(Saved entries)
══════════

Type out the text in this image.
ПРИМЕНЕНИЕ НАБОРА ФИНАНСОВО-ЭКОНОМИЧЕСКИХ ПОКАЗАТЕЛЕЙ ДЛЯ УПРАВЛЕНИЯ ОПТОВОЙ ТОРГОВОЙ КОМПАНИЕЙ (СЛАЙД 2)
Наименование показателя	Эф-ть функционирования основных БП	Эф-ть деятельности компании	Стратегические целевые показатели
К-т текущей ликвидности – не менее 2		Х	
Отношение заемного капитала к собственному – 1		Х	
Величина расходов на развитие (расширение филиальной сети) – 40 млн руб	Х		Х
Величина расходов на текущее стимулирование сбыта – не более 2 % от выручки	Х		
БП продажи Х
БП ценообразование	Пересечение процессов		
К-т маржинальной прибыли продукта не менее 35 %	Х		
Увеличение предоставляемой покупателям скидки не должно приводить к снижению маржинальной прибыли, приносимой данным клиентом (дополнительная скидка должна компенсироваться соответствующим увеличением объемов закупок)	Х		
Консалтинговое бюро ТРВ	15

══════════

→ **DIRECTIVE**
Count how many lines include the string "Величина". Nothing but the number is needed.

→ **ANSWER**
2